● **Available records**
-*-
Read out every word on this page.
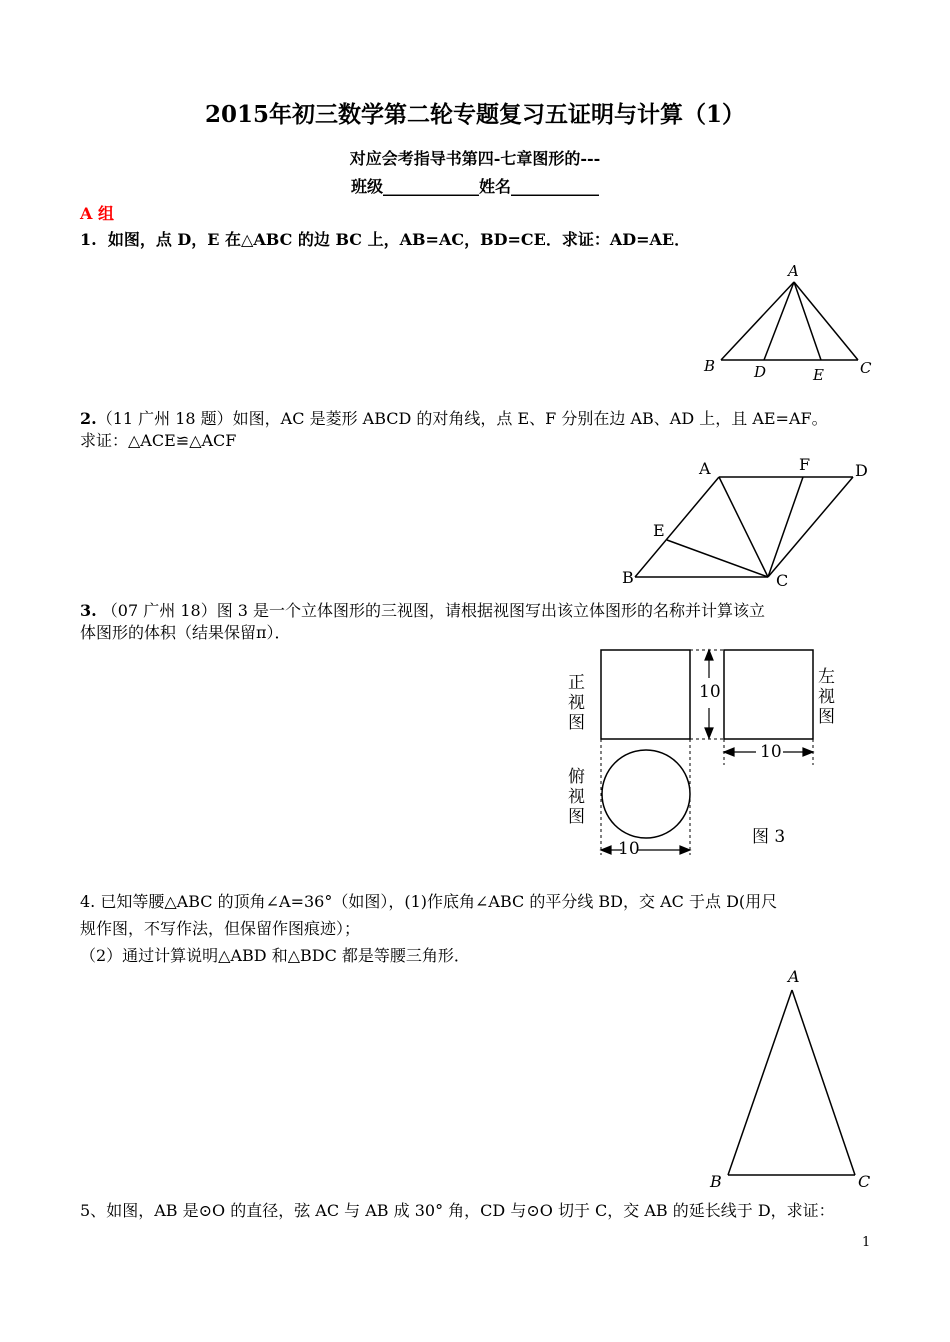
2015年初三数学第二轮专题复习五证明与计算（1）
对应会考指导书第四-七章图形的---
班级____________姓名___________
A 组
1. 如图，点 D，E 在△ABC 的边 BC 上，AB=AC，BD=CE．求证：AD=AE．
A
B	D	E C
2.（11 广州 18 题）如图，AC 是菱形 ABCD 的对角线，点 E、F 分别在边 AB、AD 上，且 AE=AF。
求证：△ACE≌△ACF
A	F	D
E
B	C
3. （07 广州 18）图 3 是一个立体图形的三视图，请根据视图写出该立体图形的名称并计算该立
体图形的体积（结果保留π）．
10
10
10
图 3
正
视
图
左
视
图
俯
视
图
4. 已知等腰△ABC 的顶角∠A=36°（如图），(1)作底角∠ABC 的平分线 BD，交 AC 于点 D(用尺
规作图，不写作法，但保留作图痕迹）；
（2）通过计算说明△ABD 和△BDC 都是等腰三角形．
A
B	C
5、如图，AB 是⊙O 的直径，弦 AC 与 AB 成 30° 角，CD 与⊙O 切于 C，交 AB 的延长线于 D，求证：
1
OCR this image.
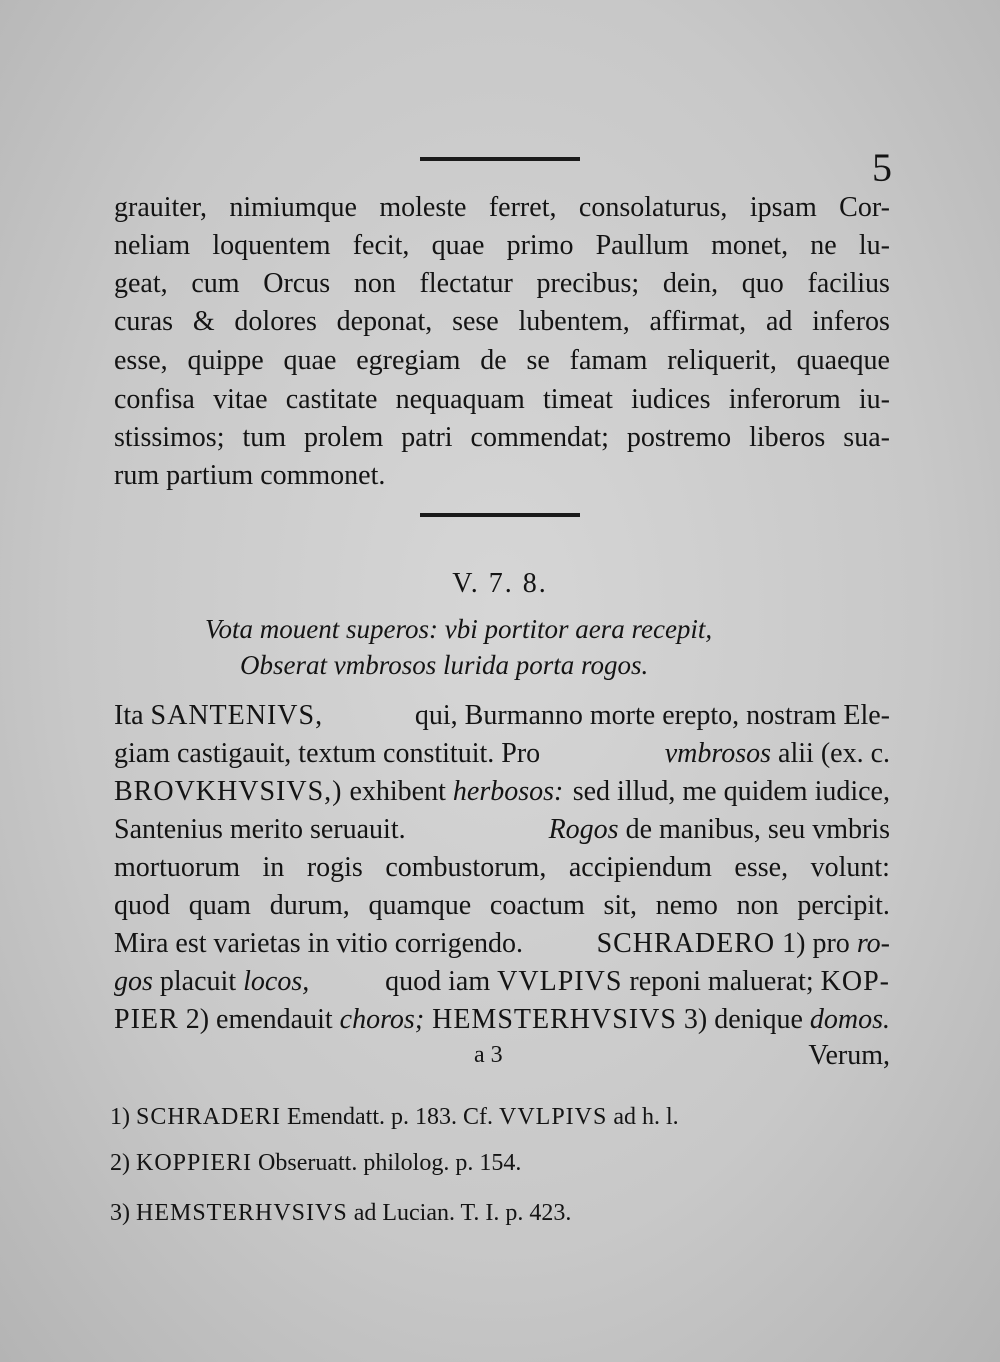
5
grauiter, nimiumque moleste ferret, consolaturus, ipsam Cor-
neliam loquentem fecit, quae primo Paullum monet, ne lu-
geat, cum Orcus non flectatur precibus; dein, quo facilius
curas & dolores deponat, sese lubentem, affirmat, ad inferos
esse, quippe quae egregiam de se famam reliquerit, quaeque
confisa vitae castitate nequaquam timeat iudices inferorum iu-
stissimos; tum prolem patri commendat; postremo liberos sua-
rum partium commonet.
V. 7. 8.
Vota mouent superos: vbi portitor aera recepit,
Obserat vmbrosos lurida porta rogos.
Ita SANTENIVS,	qui, Burmanno morte erepto, nostram Ele-
giam castigauit, textum constituit. Pro	vmbrosos alii (ex. c.
BROVKHVSIVS,) exhibent herbosos: sed illud, me quidem iudice,
Santenius merito seruauit.	Rogos de manibus, seu vmbris
mortuorum in rogis combustorum, accipiendum esse, volunt:
quod quam durum, quamque coactum sit, nemo non percipit.
Mira est varietas in vitio corrigendo.	SCHRADERO 1) pro ro-
gos placuit locos,	quod iam VVLPIVS reponi maluerat; KOP-
PIER 2) emendauit choros; HEMSTERHVSIVS 3) denique domos.
a 3	Verum,
1) SCHRADERI Emendatt. p. 183. Cf. VVLPIVS ad h. l.
2) KOPPIERI Obseruatt. philolog. p. 154.
3) HEMSTERHVSIVS ad Lucian. T. I. p. 423.
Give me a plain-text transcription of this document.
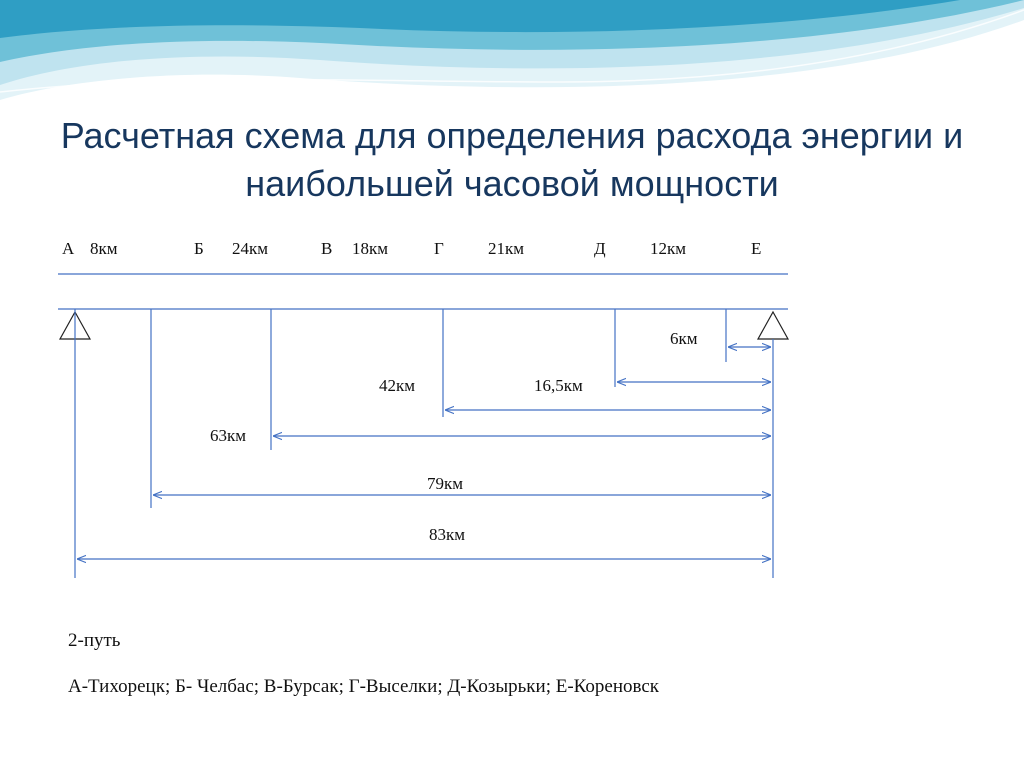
Расчетная схема для определения расхода энергии и
наибольшей часовой мощности
А 8км	Б 24км	В 18км	Г	21км	Д	12км	Е
6км
16,5км
42км
63км
79км
83км

2-путь

А-Тихорецк; Б- Челбас; В-Бурсак; Г-Выселки; Д-Козырьки; Е-Кореновск
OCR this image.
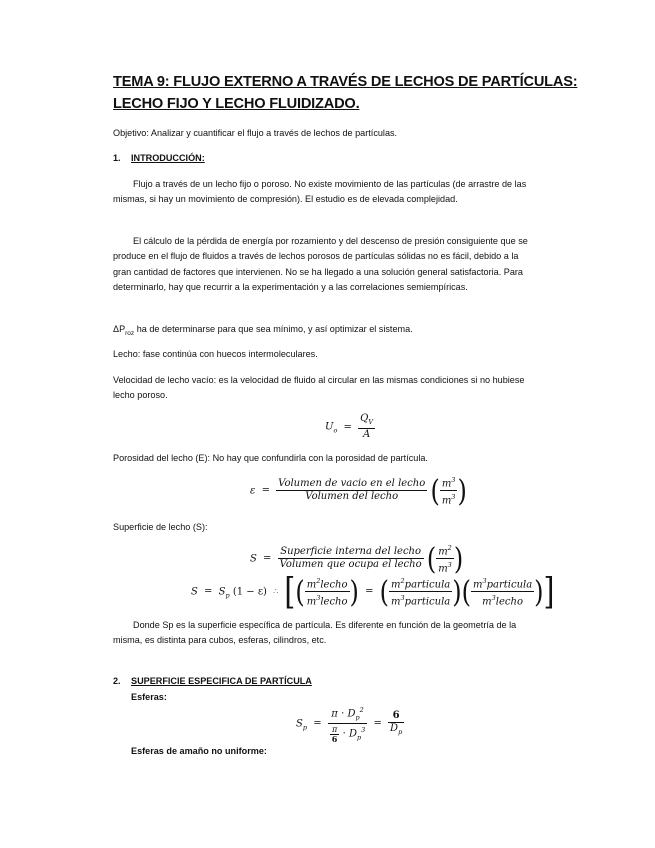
TEMA 9: FLUJO EXTERNO A TRAVÉS DE LECHOS DE PARTÍCULAS:
LECHO FIJO Y LECHO FLUIDIZADO.
Objetivo: Analizar y cuantificar el flujo a través de lechos de partículas.
1. INTRODUCCIÓN:
Flujo a través de un lecho fijo o poroso. No existe movimiento de las partículas (de arrastre de las mismas, si hay un movimiento de compresión). El estudio es de elevada complejidad.
El cálculo de la pérdida de energía por rozamiento y del descenso de presión consiguiente que se produce en el flujo de fluidos a través de lechos porosos de partículas sólidas no es fácil, debido a la gran cantidad de factores que intervienen. No se ha llegado a una solución general satisfactoria. Para determinarlo, hay que recurrir a la experimentación y a las correlaciones semiempíricas.
$\Delta P_{roz}$ ha de determinarse para que sea mínimo, y así optimizar el sistema.
Lecho: fase continúa con huecos intermoleculares.
Velocidad de lecho vacío: es la velocidad de fluido al circular en las mismas condiciones si no hubiese lecho poroso.
$U_o = \frac{Q_V}{A}$
Porosidad del lecho (E): No hay que confundirla con la porosidad de partícula.
$\varepsilon = \frac{\text{Volumen de vacio en el lecho}}{\text{Volumen del lecho}}$ ( $\frac{m^3}{m^3}$ )
Superficie de lecho (S):
$S = \frac{\text{Superficie interna del lecho}}{\text{Volumen que ocupa el lecho}}$ ( $\frac{m^2}{m^3}$ )
$S = S_p$ (1 − ε) ∴ [( $\frac{m^2lecho}{m^3lecho}$ ) = ( $\frac{m^2particula}{m^3particula}$ )( $\frac{m^3particula}{m^3lecho}$ )]
Donde Sp es la superficie específica de partícula. Es diferente en función de la geometría de la misma, es distinta para cubos, esferas, cilindros, etc.
2. SUPERFICIE ESPECIFICA DE PARTÍCULA
Esferas:
$S_p = \frac{\pi \cdot D_p^2}{\frac{\pi}{6} \cdot D_p^3} = \frac{6}{D_p}$
Esferas de amaño no uniforme:
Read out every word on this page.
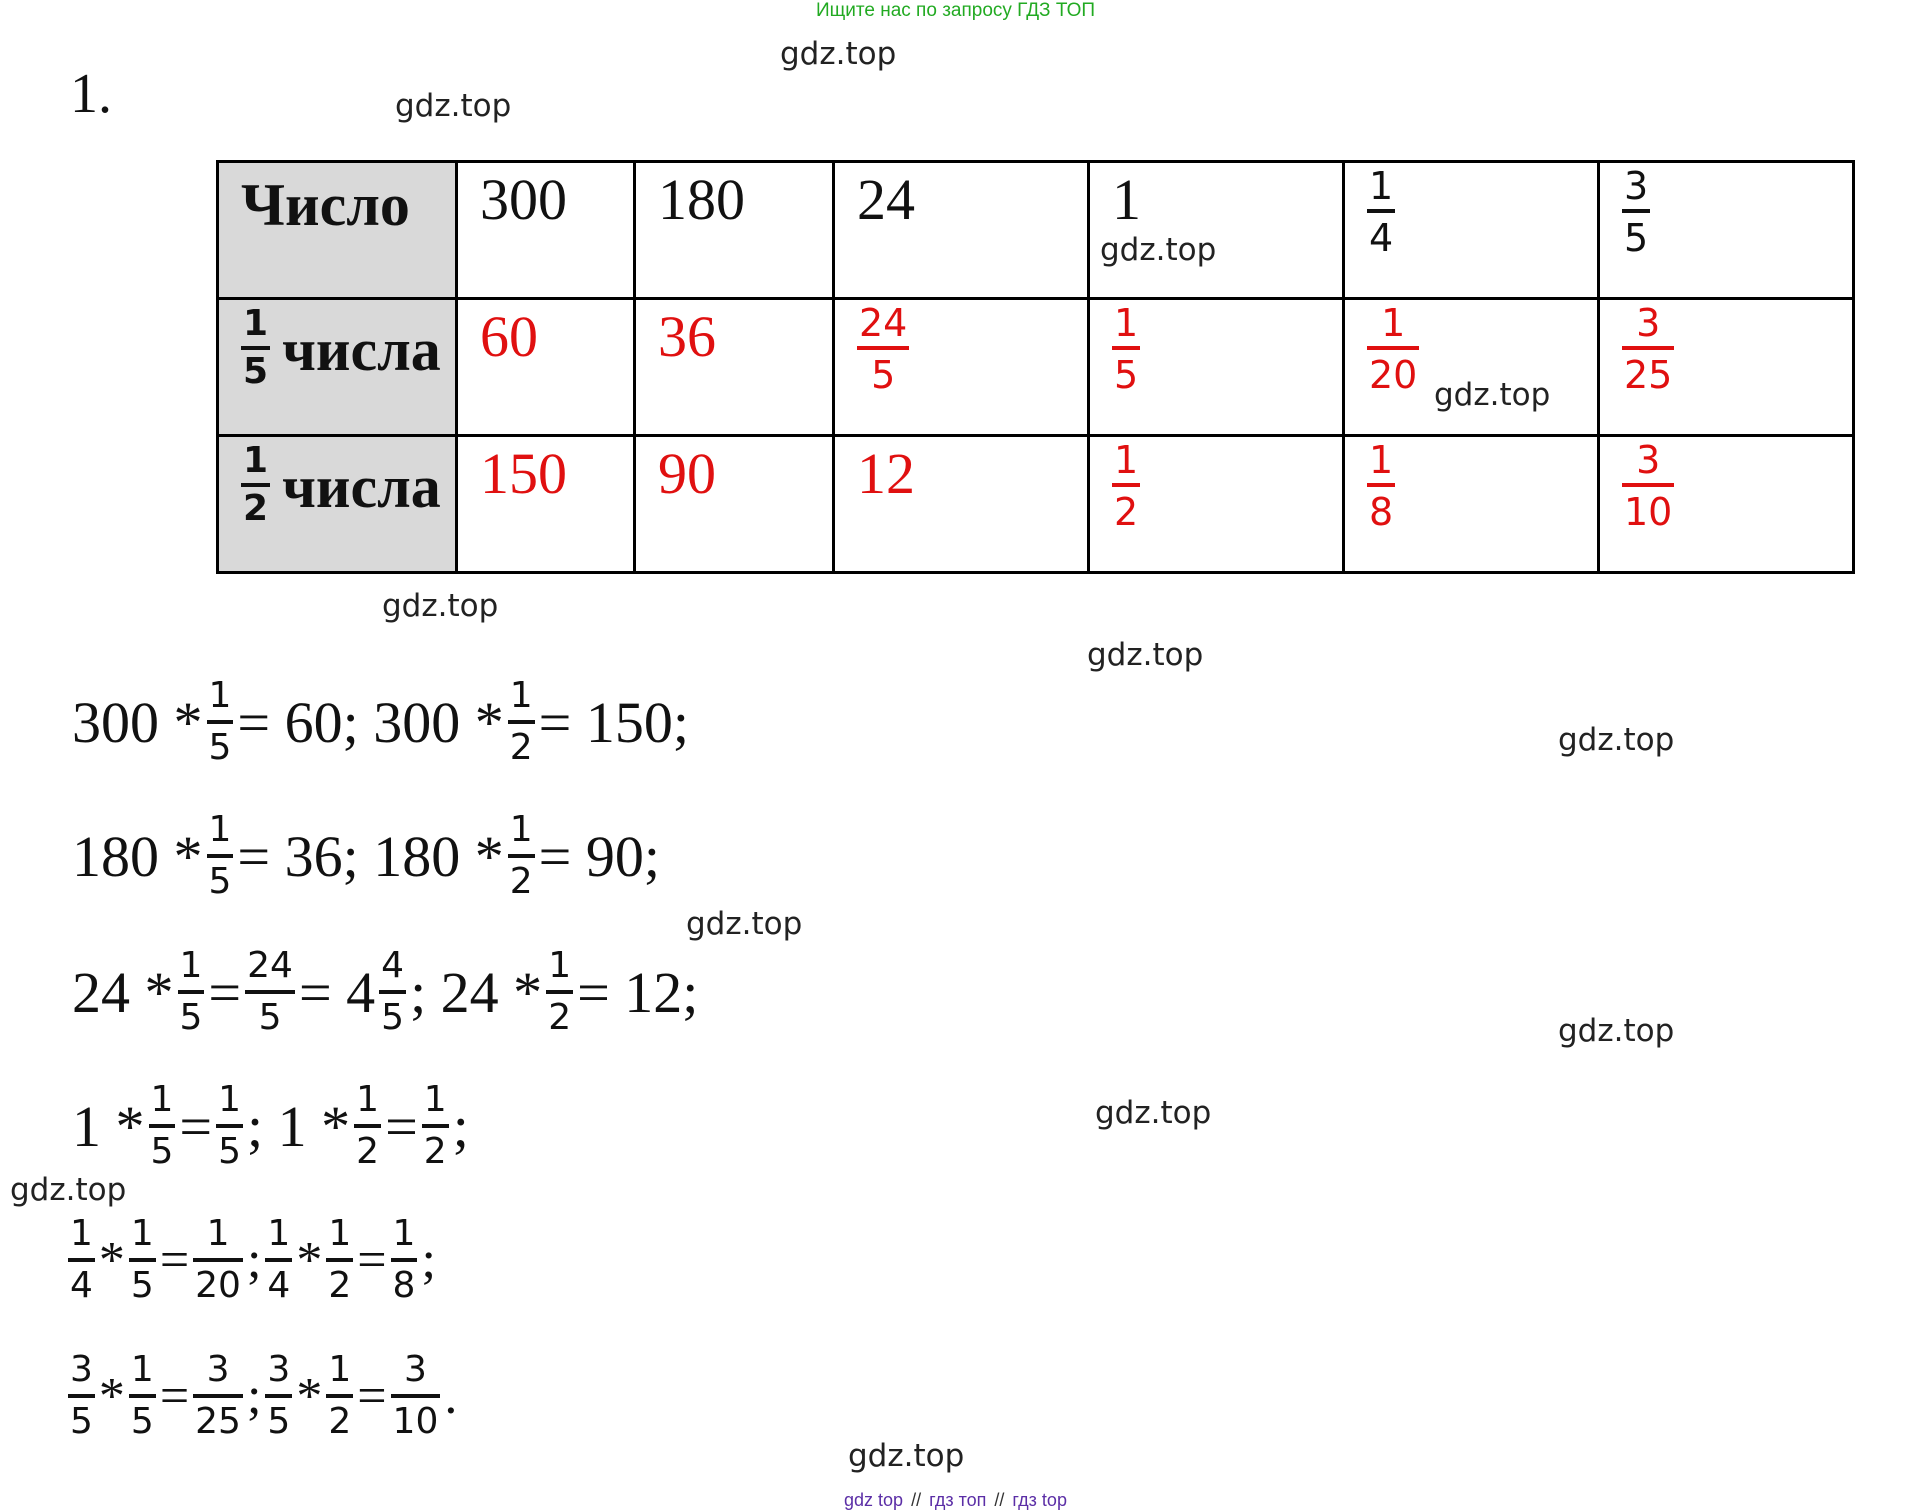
Ищите нас по запросу ГДЗ ТОП
1.
gdz.top
gdz.top
gdz.top
gdz.top
gdz.top
gdz.top
gdz.top
gdz.top
gdz.top
gdz.top
gdz.top
gdz.top
Число	300	180	24	1	$\frac{1}{4}$	$\frac{3}{5}$

$\frac{1}{5}$ числа	60	36	$\frac{24}{5}$	$\frac{1}{5}$	$\frac{1}{20}$	$\frac{3}{25}$

$\frac{1}{2}$ числа	150	90	12	$\frac{1}{2}$	$\frac{1}{8}$	$\frac{3}{10}$
$300 * \frac{1}{5} = 60$; $300 * \frac{1}{2} = 150$;
$180 * \frac{1}{5} = 36$; $180 * \frac{1}{2} = 90$;
$24 * \frac{1}{5} = \frac{24}{5} = 4 \frac{4}{5}$ ; $24 * \frac{1}{2} = 12$;
$1 * \frac{1}{5} = \frac{1}{5}$ ; $1 * \frac{1}{2} = \frac{1}{2}$ ;
$\frac{1}{4} * \frac{1}{5} = \frac{1}{20}$ ; $\frac{1}{4} * \frac{1}{2} = \frac{1}{8}$ ;
$\frac{3}{5} * \frac{1}{5} = \frac{3}{25}$ ; $\frac{3}{5} * \frac{1}{2} = \frac{3}{10}$ .
gdz top // гдз топ // гдз top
-*-
● **Direction**
Look through the material above. Copy each line where the word "quae" appears.

● **Output of the task**
neliam loquentem fecit, quae primo Paullum monet, ne lu-
esse, quippe quae egregiam de se famam reliquerit, quaeque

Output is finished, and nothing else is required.